start Records shown

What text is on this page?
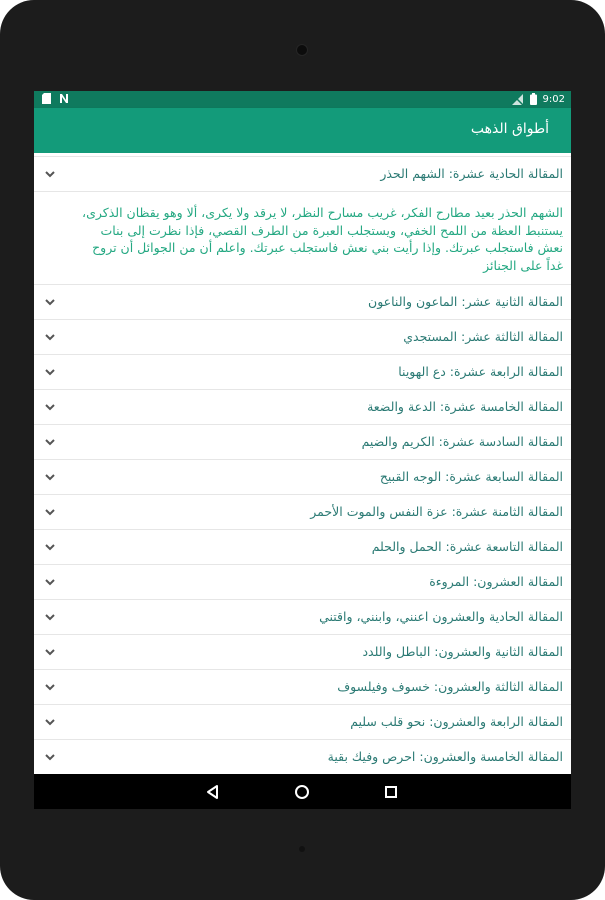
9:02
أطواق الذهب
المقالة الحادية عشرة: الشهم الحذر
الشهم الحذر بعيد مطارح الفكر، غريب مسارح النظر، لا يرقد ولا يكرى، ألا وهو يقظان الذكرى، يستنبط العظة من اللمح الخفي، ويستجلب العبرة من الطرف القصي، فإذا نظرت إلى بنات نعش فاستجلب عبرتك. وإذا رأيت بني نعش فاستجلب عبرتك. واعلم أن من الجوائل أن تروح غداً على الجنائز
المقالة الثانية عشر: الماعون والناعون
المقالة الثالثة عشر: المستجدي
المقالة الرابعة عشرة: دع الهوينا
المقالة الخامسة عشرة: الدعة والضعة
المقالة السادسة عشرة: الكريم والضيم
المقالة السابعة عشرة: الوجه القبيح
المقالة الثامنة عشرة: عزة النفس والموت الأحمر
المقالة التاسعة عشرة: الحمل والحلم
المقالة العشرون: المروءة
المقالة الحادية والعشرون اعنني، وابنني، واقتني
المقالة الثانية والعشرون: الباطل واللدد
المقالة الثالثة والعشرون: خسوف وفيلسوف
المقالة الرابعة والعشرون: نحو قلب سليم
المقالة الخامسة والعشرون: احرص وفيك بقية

end Records shown

* Work to complete:
In the entries above, find each line with the word "والعشرون" and copy it.

* Written answer:
المقالة الحادية والعشرون اعنني، وابنني، واقتني
المقالة الثانية والعشرون: الباطل واللدد
المقالة الثالثة والعشرون: خسوف وفيلسوف
المقالة الرابعة والعشرون: نحو قلب سليم
المقالة الخامسة والعشرون: احرص وفيك بقية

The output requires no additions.